***** INPUT RECORDS *****
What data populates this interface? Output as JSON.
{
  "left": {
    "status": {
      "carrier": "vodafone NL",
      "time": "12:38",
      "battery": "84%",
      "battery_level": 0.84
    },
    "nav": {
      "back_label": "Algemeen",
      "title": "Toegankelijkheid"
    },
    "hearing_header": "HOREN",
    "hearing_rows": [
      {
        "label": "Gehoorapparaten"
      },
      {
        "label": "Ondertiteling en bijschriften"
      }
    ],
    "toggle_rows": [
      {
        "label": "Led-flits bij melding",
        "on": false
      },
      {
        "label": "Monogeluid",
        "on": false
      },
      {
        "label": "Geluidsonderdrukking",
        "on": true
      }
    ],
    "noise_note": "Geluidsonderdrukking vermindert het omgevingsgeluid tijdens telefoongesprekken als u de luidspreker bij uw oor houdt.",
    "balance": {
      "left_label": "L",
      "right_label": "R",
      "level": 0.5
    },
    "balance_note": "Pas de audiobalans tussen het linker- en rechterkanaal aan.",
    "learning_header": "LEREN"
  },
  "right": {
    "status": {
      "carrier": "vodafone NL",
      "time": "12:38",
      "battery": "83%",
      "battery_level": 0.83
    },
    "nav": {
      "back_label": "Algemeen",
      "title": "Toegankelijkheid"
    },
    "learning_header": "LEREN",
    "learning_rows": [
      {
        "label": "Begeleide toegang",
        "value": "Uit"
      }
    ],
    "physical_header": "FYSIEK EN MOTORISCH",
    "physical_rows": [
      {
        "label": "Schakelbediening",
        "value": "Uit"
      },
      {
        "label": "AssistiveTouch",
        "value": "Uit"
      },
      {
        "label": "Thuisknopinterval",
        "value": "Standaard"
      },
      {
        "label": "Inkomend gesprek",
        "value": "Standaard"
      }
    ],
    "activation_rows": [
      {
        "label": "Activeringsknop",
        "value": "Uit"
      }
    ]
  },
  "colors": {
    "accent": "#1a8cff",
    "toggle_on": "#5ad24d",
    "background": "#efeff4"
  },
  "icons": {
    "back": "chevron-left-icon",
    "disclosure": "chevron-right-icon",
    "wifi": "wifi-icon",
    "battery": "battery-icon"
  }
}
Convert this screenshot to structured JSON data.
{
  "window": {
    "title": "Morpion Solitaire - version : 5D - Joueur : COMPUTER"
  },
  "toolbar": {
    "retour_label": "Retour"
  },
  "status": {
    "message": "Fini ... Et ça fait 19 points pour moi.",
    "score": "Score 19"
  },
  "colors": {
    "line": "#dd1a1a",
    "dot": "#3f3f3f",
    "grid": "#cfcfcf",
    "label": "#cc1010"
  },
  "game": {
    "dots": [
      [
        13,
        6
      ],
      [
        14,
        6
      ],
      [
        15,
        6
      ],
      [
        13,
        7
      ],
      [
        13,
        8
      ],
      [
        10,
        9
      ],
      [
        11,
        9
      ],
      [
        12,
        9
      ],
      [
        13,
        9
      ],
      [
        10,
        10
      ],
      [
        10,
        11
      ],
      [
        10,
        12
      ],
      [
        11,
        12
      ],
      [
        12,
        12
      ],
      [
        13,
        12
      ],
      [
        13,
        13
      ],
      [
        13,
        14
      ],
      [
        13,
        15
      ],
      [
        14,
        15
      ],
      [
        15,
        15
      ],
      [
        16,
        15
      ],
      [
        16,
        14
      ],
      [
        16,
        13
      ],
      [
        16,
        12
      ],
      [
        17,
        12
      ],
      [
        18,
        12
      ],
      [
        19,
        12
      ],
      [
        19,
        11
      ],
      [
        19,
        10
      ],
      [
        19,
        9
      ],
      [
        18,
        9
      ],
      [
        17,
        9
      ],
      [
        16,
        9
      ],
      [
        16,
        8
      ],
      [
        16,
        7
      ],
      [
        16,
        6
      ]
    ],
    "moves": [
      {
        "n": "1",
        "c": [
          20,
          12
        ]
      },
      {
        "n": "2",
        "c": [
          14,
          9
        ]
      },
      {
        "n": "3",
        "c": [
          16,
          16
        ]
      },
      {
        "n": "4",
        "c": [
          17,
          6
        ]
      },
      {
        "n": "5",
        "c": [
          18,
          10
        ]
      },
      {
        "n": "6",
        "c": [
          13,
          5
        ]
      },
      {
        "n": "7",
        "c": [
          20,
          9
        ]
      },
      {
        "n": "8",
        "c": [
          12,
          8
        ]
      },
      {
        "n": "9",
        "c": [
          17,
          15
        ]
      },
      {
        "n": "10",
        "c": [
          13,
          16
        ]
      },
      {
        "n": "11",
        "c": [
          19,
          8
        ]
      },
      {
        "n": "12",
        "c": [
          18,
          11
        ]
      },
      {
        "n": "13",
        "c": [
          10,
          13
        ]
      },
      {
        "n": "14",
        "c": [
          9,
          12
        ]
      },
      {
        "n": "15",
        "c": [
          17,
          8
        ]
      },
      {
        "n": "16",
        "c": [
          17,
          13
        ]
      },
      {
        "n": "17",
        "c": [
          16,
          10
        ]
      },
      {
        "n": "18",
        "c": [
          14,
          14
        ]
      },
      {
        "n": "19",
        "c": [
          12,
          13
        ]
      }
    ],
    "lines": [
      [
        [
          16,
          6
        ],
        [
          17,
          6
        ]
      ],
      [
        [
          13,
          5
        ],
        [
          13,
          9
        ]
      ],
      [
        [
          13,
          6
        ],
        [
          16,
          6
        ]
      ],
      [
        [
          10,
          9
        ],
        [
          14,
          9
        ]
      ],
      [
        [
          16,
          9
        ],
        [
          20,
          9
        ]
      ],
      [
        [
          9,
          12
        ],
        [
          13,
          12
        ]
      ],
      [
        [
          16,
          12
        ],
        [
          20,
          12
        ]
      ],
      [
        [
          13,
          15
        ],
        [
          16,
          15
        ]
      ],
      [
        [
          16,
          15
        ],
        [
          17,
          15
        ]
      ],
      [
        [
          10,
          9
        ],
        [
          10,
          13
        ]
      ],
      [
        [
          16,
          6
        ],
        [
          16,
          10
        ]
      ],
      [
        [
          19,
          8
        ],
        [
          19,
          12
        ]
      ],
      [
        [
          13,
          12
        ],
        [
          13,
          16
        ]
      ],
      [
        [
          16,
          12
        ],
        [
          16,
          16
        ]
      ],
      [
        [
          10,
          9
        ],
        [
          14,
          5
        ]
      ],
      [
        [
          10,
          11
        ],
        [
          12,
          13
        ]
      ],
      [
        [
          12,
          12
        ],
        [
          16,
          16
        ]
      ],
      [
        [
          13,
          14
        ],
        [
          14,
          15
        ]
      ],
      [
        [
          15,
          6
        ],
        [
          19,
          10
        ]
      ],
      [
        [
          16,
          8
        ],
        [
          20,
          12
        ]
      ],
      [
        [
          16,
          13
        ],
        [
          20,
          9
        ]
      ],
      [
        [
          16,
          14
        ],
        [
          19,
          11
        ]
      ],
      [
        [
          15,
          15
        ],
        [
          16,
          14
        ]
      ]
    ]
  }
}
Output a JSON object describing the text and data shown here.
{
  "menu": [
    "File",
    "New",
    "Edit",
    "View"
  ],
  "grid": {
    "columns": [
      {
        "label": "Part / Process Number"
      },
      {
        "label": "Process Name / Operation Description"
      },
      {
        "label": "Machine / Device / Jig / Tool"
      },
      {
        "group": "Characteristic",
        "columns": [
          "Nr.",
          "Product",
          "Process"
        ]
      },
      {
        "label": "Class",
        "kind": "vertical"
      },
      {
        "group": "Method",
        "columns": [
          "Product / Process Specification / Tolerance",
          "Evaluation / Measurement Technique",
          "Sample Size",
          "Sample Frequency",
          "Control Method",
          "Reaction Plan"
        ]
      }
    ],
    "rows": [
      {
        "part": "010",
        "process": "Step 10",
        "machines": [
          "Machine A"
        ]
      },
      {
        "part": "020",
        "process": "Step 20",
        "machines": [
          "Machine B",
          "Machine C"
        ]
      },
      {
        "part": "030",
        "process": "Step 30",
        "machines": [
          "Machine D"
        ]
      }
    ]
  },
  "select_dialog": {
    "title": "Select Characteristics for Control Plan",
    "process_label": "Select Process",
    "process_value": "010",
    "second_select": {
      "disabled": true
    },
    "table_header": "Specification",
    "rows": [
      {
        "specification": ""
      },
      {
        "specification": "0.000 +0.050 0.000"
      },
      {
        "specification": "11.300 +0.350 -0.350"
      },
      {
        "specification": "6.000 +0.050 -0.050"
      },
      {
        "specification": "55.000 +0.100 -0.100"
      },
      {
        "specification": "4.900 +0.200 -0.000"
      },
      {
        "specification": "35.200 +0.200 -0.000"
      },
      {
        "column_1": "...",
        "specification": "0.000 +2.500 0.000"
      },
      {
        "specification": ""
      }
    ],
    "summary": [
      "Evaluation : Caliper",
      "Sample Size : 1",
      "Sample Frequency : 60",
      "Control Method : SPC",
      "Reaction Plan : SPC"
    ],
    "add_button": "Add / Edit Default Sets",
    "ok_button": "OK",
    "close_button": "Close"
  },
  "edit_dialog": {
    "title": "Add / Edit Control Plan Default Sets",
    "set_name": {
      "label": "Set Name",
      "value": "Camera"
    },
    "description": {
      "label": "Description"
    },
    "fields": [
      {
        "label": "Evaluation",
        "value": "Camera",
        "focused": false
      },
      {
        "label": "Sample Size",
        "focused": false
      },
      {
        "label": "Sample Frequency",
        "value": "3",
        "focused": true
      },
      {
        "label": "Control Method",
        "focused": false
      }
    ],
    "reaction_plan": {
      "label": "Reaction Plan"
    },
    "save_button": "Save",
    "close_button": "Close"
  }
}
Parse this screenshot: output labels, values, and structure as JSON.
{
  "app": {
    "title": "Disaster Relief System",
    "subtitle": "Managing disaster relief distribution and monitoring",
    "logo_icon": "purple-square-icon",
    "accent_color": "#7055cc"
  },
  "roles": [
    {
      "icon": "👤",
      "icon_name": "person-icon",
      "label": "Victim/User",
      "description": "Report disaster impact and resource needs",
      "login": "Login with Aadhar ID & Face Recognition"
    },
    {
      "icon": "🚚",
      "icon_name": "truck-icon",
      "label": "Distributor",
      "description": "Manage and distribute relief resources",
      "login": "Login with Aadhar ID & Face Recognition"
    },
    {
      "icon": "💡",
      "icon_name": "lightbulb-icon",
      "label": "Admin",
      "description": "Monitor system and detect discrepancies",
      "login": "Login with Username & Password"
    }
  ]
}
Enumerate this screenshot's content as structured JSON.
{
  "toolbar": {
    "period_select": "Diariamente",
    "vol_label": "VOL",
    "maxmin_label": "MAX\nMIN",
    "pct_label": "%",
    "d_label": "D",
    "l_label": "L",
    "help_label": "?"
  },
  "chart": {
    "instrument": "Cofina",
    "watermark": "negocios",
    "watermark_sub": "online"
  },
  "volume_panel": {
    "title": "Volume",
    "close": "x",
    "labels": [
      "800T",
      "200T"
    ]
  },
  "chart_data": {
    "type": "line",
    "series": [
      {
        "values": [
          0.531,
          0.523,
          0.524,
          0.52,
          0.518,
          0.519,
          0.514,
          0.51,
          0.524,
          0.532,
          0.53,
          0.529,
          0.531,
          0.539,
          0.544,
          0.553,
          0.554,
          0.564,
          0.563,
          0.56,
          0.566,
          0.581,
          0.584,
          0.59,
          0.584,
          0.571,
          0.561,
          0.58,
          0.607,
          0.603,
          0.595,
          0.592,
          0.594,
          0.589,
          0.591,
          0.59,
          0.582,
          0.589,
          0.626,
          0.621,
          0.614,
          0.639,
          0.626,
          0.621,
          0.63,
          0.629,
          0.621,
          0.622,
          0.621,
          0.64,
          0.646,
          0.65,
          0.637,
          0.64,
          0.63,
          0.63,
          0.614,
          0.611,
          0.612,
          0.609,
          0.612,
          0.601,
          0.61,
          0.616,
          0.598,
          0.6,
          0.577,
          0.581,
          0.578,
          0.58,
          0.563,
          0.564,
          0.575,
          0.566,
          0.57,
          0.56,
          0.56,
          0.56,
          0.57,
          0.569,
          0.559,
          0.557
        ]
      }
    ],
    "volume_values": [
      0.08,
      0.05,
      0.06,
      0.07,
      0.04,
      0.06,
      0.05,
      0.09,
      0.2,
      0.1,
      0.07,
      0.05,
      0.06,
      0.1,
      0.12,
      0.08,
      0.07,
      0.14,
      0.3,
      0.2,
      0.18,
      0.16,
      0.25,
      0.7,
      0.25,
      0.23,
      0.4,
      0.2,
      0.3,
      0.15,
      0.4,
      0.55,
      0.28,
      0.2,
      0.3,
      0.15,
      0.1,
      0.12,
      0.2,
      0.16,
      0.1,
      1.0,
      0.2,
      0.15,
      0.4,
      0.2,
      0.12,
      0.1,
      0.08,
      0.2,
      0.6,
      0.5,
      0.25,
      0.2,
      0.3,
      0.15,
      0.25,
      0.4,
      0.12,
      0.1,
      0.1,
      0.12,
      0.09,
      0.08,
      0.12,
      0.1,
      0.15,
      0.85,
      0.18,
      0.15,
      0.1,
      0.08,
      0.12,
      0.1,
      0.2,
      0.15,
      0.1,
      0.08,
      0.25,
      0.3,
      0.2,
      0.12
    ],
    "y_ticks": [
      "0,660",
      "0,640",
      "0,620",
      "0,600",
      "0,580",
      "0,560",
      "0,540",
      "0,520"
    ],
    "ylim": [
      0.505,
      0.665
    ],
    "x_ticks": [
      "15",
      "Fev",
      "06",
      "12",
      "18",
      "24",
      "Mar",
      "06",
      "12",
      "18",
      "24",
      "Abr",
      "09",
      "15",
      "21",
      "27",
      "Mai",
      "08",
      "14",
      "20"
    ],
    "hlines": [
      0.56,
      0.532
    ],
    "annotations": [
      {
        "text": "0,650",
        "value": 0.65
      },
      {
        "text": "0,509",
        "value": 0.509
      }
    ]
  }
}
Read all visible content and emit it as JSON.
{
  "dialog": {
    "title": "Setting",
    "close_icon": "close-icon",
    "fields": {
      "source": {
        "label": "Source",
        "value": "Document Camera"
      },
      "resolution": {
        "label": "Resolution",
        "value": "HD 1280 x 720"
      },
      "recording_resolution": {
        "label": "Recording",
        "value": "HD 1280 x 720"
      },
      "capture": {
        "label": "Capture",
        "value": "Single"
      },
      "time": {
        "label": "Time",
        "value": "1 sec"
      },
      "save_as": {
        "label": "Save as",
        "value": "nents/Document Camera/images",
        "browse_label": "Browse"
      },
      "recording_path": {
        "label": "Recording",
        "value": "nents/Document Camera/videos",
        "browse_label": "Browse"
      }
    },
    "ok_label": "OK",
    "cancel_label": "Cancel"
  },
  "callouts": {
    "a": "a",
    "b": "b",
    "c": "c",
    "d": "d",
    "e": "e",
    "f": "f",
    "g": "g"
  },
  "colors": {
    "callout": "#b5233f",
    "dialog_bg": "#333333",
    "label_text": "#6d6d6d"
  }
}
*****
_PROBLEM REQUIREMENTS_
Return from the data every line that holds "Sample".

_EXPECTED OUTPUT_
          "Sample Size",
          "Sample Frequency",
      "Sample Size : 1",
      "Sample Frequency : 60",
        "label": "Sample Size",
        "label": "Sample Frequency",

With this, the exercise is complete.